• [TRY IT]:
Reproduce, word for word, the part of the command-line interface text that begins at "prefix for output" and stops after "of amino acid)".

Command-line interface

The easiest way to use pdb_prot_align is typically via the command-line executable that will be installed with the package. See below for usage.

Usage

Align proteins to reference and PDB.

usage: pdb_prot_align [-h] [-v] --protsfile PROTSFILE --refprot_regex
                      REFPROT_REGEX --pdbfile PDBFILE --chain_ids CHAIN_IDS
                      [CHAIN_IDS ...] --outprefix OUTPREFIX
                      [--ignore_gaps IGNORE_GAPS] [--drop_pdb DROP_PDB]
                      [--drop_refprot DROP_REFPROT] [--mafft MAFFT]

Named Arguments

-v, --version

show program’s version number and exit

--protsfile

input FASTA file of protein sequences

--refprot_regex

regex for reference protein header in protsfile

--pdbfile

input PDB file

--chain_ids

chains in PDB file to align; all chains aligning to a site must share the same residue number and amino-acid or an error will be raised

--outprefix

prefix for output files (can be / include directory): “alignment.fa” (alignment with gaps relative to reference stripped); “alignment_unstripped.fa” (non-stripped alignment with PDB chains still included); “sites.csv” (sequential sites in reference, PDB sites, PDB chains, wildtype in reference, wildtype in PDB, site entropy in bits, n effective amino acids at site, amino acid, frequency of amino acid)

--ignore_gaps

ignore gaps (-) when calculating frequencies, number effective amino acids, entropy

Default: True

--drop_pdb

drop PDB protein chains from “alignment.fa” and computation of stats in “sites.csv” output files

Default: True

--drop_refprot

drop reference protein from “alignment.fa” and computation of stats in “sites.csv” output files

Default: False

--mafft

path to mafft, potentially with additional args such as “mafft –reorder” (if multiple args, it all needs to be in quotes)

Default: “mafft”

Data excerpts
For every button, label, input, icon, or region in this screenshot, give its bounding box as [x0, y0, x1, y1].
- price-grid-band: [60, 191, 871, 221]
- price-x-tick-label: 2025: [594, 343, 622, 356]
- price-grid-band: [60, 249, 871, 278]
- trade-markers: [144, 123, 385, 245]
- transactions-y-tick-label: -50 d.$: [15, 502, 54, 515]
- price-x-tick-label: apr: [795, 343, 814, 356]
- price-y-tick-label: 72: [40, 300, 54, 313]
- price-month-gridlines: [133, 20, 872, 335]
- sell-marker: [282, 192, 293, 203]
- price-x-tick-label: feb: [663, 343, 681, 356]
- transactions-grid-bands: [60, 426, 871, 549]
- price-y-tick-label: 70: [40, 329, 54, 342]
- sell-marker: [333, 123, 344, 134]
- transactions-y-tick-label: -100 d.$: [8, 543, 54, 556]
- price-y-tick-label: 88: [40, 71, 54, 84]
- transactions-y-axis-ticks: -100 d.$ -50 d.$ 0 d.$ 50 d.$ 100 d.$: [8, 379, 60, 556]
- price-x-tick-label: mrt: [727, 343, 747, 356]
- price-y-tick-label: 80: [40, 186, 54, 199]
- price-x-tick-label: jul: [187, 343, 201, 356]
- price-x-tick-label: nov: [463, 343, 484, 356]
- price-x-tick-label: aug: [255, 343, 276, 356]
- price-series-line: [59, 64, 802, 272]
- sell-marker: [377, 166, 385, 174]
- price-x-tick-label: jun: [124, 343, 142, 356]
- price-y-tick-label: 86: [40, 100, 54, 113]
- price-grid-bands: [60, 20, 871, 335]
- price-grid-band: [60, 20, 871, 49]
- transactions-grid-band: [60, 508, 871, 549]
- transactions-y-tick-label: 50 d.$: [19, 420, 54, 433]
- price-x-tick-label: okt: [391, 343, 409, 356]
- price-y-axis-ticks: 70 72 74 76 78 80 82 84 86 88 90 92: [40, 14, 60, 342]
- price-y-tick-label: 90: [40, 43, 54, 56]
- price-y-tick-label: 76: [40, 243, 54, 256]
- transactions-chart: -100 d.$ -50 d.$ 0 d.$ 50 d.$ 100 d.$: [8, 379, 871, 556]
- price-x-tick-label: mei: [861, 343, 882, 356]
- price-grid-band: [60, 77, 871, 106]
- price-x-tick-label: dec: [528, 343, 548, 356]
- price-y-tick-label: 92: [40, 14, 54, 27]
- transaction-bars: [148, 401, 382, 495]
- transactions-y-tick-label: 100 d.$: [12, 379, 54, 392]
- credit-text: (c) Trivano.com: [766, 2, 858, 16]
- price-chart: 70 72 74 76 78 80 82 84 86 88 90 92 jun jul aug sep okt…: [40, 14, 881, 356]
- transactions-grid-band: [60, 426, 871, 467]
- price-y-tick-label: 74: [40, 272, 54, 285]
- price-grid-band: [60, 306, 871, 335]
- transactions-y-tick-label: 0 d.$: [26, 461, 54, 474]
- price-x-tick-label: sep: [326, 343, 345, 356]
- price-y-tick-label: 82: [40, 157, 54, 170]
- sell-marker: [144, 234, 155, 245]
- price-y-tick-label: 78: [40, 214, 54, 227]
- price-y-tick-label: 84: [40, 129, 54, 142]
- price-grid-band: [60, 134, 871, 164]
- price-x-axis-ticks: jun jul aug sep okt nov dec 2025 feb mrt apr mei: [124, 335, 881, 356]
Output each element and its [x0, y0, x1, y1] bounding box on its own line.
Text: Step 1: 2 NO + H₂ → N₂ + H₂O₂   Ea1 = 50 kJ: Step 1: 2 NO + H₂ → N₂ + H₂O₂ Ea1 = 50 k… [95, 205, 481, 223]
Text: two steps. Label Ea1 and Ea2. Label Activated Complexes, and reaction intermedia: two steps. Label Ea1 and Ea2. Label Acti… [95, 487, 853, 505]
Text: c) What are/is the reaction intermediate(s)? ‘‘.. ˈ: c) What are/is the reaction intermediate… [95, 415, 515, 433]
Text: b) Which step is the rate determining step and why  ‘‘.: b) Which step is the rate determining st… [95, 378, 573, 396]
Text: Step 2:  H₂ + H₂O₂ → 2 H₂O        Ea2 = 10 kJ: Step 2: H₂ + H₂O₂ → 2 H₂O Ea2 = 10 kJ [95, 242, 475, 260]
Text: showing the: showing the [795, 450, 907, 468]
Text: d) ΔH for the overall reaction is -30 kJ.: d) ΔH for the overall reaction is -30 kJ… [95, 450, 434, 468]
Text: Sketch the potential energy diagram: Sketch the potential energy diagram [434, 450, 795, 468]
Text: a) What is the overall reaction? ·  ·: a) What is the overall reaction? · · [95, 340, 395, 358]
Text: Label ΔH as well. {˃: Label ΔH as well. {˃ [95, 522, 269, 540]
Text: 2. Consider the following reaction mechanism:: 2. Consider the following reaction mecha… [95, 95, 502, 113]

• [OUTPUT FOR THIS TASK]:
prefix for output files (can be / include directory): “alignment.fa” (alignment with gaps relative to reference stripped); “alignment_unstripped.fa” (non-stripped alignment with PDB chains still included); “sites.csv” (sequential sites in reference, PDB sites, PDB chains, wildtype in reference, wildtype in PDB, site entropy in bits, n effective amino acids at site, amino acid, frequency of amino acid)